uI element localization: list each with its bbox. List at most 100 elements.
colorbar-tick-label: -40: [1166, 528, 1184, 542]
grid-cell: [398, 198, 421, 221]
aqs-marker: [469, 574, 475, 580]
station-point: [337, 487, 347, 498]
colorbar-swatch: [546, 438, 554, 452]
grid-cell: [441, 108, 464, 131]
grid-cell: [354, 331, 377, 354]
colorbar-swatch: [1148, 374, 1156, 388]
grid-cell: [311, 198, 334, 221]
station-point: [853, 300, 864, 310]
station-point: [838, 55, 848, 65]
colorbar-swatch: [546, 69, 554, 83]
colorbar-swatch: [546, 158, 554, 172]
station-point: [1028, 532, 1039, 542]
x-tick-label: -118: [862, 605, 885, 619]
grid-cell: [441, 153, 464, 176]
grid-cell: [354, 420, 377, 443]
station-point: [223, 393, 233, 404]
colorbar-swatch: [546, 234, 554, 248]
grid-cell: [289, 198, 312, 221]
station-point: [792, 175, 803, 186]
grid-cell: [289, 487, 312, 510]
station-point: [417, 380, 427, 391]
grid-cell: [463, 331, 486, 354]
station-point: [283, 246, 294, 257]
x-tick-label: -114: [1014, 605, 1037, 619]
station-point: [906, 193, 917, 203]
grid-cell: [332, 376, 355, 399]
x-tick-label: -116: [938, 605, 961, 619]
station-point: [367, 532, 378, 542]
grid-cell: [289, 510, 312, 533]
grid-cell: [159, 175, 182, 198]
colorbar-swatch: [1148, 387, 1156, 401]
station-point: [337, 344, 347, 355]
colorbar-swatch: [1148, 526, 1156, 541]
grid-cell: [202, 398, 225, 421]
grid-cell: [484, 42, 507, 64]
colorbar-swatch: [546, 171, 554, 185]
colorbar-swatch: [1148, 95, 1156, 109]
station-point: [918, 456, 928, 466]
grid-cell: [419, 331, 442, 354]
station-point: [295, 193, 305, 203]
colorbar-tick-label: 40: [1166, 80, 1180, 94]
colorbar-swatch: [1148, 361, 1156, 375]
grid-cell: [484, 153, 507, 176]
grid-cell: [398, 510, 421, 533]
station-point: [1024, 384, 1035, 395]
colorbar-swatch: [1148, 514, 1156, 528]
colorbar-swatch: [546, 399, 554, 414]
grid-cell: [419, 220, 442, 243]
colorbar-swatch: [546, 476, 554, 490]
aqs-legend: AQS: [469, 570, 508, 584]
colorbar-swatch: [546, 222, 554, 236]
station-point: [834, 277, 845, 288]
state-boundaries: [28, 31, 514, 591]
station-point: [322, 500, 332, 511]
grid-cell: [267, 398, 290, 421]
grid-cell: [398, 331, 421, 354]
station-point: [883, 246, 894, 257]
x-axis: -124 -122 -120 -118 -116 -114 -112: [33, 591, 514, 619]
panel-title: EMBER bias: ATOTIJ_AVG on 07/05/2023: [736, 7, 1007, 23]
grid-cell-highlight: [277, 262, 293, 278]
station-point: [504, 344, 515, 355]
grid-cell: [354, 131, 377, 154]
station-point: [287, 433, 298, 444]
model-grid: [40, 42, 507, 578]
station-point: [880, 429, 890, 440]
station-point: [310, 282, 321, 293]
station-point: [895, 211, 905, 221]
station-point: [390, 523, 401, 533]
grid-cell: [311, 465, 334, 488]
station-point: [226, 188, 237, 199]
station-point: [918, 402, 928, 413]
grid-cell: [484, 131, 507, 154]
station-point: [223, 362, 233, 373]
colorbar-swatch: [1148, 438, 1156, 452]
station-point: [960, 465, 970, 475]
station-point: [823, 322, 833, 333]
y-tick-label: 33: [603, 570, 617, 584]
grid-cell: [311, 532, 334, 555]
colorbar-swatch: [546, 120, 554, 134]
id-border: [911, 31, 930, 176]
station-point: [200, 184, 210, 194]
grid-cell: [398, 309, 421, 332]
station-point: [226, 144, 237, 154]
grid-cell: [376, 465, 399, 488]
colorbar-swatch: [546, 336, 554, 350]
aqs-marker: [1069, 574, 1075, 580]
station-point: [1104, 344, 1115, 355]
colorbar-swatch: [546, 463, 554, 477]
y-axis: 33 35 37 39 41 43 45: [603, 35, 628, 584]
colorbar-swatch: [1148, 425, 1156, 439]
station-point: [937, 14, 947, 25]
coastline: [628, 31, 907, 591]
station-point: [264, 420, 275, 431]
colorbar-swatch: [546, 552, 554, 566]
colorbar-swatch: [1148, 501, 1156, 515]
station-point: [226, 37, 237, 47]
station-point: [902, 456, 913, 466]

OBJECTIVE ▸ Copy all of the rows above word for word, keeping their order.

RESPONSE ▸
uI element localization: list each with its bbox. List at most 100 elements.
colorbar-tick-label: -40: [1166, 528, 1184, 542]
grid-cell: [398, 198, 421, 221]
aqs-marker: [469, 574, 475, 580]
station-point: [337, 487, 347, 498]
colorbar-swatch: [546, 438, 554, 452]
grid-cell: [441, 108, 464, 131]
grid-cell: [354, 331, 377, 354]
colorbar-swatch: [1148, 374, 1156, 388]
grid-cell: [311, 198, 334, 221]
station-point: [853, 300, 864, 310]
station-point: [838, 55, 848, 65]
colorbar-swatch: [546, 69, 554, 83]
colorbar-swatch: [546, 158, 554, 172]
station-point: [1028, 532, 1039, 542]
x-tick-label: -118: [862, 605, 885, 619]
grid-cell: [441, 153, 464, 176]
grid-cell: [354, 420, 377, 443]
station-point: [223, 393, 233, 404]
colorbar-swatch: [546, 234, 554, 248]
grid-cell: [289, 198, 312, 221]
station-point: [792, 175, 803, 186]
grid-cell: [289, 487, 312, 510]
station-point: [417, 380, 427, 391]
grid-cell: [463, 331, 486, 354]
station-point: [283, 246, 294, 257]
x-tick-label: -114: [1014, 605, 1037, 619]
station-point: [906, 193, 917, 203]
grid-cell: [332, 376, 355, 399]
x-tick-label: -116: [938, 605, 961, 619]
station-point: [367, 532, 378, 542]
grid-cell: [289, 510, 312, 533]
grid-cell: [159, 175, 182, 198]
colorbar-swatch: [1148, 387, 1156, 401]
station-point: [337, 344, 347, 355]
colorbar-swatch: [1148, 526, 1156, 541]
grid-cell: [202, 398, 225, 421]
grid-cell: [484, 42, 507, 64]
colorbar-swatch: [546, 171, 554, 185]
colorbar-swatch: [1148, 95, 1156, 109]
station-point: [918, 456, 928, 466]
grid-cell: [419, 331, 442, 354]
station-point: [295, 193, 305, 203]
colorbar-tick-label: 40: [1166, 80, 1180, 94]
colorbar-swatch: [1148, 361, 1156, 375]
grid-cell: [484, 153, 507, 176]
grid-cell: [398, 510, 421, 533]
station-point: [1024, 384, 1035, 395]
colorbar-swatch: [1148, 514, 1156, 528]
colorbar-swatch: [546, 399, 554, 414]
grid-cell: [419, 220, 442, 243]
colorbar-swatch: [546, 476, 554, 490]
aqs-legend: AQS: [469, 570, 508, 584]
colorbar-swatch: [546, 222, 554, 236]
station-point: [834, 277, 845, 288]
state-boundaries: [28, 31, 514, 591]
station-point: [322, 500, 332, 511]
grid-cell: [267, 398, 290, 421]
grid-cell: [398, 331, 421, 354]
station-point: [883, 246, 894, 257]
x-axis: -124 -122 -120 -118 -116 -114 -112: [33, 591, 514, 619]
panel-title: EMBER bias: ATOTIJ_AVG on 07/05/2023: [736, 7, 1007, 23]
grid-cell-highlight: [277, 262, 293, 278]
station-point: [504, 344, 515, 355]
grid-cell: [354, 131, 377, 154]
station-point: [287, 433, 298, 444]
model-grid: [40, 42, 507, 578]
station-point: [880, 429, 890, 440]
station-point: [310, 282, 321, 293]
station-point: [895, 211, 905, 221]
station-point: [390, 523, 401, 533]
grid-cell: [311, 465, 334, 488]
station-point: [226, 188, 237, 199]
station-point: [918, 402, 928, 413]
grid-cell: [484, 131, 507, 154]
station-point: [223, 362, 233, 373]
colorbar-swatch: [1148, 438, 1156, 452]
station-point: [960, 465, 970, 475]
station-point: [823, 322, 833, 333]
y-tick-label: 33: [603, 570, 617, 584]
grid-cell: [311, 532, 334, 555]
colorbar-swatch: [546, 120, 554, 134]
id-border: [911, 31, 930, 176]
station-point: [200, 184, 210, 194]
grid-cell: [398, 309, 421, 332]
station-point: [226, 144, 237, 154]
grid-cell: [376, 465, 399, 488]
colorbar-swatch: [546, 336, 554, 350]
aqs-marker: [1069, 574, 1075, 580]
station-point: [1104, 344, 1115, 355]
colorbar-swatch: [546, 463, 554, 477]
y-axis: 33 35 37 39 41 43 45: [603, 35, 628, 584]
colorbar-swatch: [1148, 425, 1156, 439]
station-point: [937, 14, 947, 25]
coastline: [628, 31, 907, 591]
station-point: [264, 420, 275, 431]
colorbar-swatch: [546, 552, 554, 566]
colorbar-swatch: [1148, 501, 1156, 515]
station-point: [226, 37, 237, 47]
station-point: [902, 456, 913, 466]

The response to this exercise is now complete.